◆ **Provided text**
•••

We performed the operation via median sternotomy, under cardiopulmonary bypass and cardiac arrest. Intraoperatively, the mean pulmonary artery pressure did not decrease but remained between 35 and 38 mmHg when we opened the pericardium. There were no pericardial adhesions in the pericardial sac, nor any gross pericardial thickening. The tricuspid valve annulus was enlarged to 4fingerbreadths, the anterior leaflet was thickened and decreased mobility, and the posterior and septal leaflets were extremely shortened; therefore, we are concerned that tricuspid valve annuloplasty alone might be inadequate to control his severe TR and performed tricuspid valve replacement with a Carpentier-Edwards Perimount mitral valve bioprosthesis (Edwards Lifesciences, Irvine, CA). The time of operation, cardiopulmonary bypass, and cross-clamp were 235, 105, and 73 min, respectively. The mean pulmonary artery pressure improved markedly, from 38 to 21 mmHg, after tricuspid valve replacement (Table 1).

•••

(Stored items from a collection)
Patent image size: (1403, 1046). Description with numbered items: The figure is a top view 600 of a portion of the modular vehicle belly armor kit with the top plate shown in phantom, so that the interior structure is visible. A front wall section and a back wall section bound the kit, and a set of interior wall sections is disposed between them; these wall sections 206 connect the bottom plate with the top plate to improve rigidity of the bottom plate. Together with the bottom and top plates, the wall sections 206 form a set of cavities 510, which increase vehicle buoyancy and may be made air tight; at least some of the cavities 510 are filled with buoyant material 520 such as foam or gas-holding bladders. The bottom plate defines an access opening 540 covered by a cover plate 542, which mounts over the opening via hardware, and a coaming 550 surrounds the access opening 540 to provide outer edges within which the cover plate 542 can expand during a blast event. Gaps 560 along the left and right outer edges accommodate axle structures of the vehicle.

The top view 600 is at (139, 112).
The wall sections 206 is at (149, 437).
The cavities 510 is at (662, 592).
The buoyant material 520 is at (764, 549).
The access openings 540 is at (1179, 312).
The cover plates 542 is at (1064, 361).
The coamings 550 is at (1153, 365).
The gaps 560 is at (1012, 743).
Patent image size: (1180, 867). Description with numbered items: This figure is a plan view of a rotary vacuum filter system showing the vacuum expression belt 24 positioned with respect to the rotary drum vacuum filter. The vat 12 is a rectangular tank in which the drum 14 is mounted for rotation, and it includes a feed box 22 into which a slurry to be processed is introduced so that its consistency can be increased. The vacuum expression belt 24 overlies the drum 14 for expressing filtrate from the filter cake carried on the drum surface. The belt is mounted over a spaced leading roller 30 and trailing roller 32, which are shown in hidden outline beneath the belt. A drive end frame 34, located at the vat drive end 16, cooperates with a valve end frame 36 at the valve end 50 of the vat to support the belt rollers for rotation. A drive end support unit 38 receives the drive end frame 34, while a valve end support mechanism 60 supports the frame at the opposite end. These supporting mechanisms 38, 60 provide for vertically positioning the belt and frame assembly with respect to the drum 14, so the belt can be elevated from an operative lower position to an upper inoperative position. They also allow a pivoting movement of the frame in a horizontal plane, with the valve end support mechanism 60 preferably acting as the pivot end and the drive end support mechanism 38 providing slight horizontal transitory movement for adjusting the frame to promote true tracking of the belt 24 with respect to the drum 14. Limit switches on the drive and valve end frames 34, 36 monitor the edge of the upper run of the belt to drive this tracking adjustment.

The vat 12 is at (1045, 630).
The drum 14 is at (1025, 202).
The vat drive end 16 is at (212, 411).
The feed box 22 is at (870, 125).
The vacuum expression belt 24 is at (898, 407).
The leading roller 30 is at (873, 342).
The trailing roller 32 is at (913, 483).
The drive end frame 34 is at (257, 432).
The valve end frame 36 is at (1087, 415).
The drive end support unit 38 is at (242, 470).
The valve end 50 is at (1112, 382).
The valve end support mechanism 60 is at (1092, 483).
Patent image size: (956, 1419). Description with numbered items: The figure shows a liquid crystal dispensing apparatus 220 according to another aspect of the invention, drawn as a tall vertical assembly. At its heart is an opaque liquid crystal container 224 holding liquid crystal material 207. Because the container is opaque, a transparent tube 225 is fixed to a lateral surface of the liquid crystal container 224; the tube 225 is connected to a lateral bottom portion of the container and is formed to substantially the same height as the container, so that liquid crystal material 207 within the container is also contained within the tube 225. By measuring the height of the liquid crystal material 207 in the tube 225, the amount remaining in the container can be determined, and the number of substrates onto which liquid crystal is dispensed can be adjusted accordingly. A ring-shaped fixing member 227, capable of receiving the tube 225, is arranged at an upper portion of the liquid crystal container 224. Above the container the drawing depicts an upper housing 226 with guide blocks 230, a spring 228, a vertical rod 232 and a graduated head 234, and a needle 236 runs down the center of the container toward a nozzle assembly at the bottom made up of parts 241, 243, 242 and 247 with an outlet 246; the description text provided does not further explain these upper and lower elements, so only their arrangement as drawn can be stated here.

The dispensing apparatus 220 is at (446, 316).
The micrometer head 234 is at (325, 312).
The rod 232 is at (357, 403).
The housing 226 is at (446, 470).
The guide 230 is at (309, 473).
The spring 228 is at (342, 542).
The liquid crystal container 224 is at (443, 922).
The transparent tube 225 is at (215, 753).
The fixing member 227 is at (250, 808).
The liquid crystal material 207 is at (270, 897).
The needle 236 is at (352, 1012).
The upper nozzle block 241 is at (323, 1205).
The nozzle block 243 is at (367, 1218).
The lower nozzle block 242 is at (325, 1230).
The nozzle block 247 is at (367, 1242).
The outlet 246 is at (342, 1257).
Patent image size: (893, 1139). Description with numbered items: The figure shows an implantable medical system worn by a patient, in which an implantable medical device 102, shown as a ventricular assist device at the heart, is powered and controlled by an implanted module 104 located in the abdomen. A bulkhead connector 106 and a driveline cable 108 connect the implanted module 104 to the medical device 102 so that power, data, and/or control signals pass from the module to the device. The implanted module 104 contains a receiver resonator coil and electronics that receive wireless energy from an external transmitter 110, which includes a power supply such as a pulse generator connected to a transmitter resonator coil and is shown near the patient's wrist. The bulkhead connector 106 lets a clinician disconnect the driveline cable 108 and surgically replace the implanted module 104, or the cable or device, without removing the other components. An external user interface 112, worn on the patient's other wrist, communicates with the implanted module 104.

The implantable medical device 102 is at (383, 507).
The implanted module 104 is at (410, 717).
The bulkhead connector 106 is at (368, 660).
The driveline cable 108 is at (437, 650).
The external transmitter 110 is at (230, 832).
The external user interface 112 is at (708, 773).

•••

◆ **Required action 1**
In the account of the tricuspid valve operation, how long did the operation, cardiopulmonary bypass, and cross-clamp each last?
◆ **Required action 2**
Extend the account of the tricuspid valve operation, beginning after its final sentence.

◆ **Task answer 1**
The operation lasted 235 minutes, cardiopulmonary bypass 105 minutes, and cross-clamp 73 minutes.

◆ **Task answer 2**
Postoperatively, the patient’s body weight decreased to 53.5kg (16.5 and 11.8kg weight loss compared to admission and preoperation, respectively), his dyspnea and systemic edema improved, and there was no TR on echocardiography. The administration of diuretics for heart failure was reduced to furosemide (40mg/day) only, and he was discharged from the hospital about 1 month after the operation. He is currently undergoing outpatient follow-up and has not experienced any valve-related events. Therefore, we finally considered that his CP-like hemodynamics were caused by solitary severe TR because of the control of severe TR by tricuspid valve replacement brought about a decrease in pulmonary artery pressure and improvement of right heart failure.

Discussion and conclusions

We experienced a rare surgical case of solitary TR exhibiting CP-like hemodynamics. We planned surgery for TR and CP preoperatively, but found neither adhesion nor thickening intraoperatively. The surgeons experienced difficulty determining intraoperatively whether treatment for TR alone would be sufficient. Therefore, TR mimicking CP hemodynamics should also be considered preoperatively.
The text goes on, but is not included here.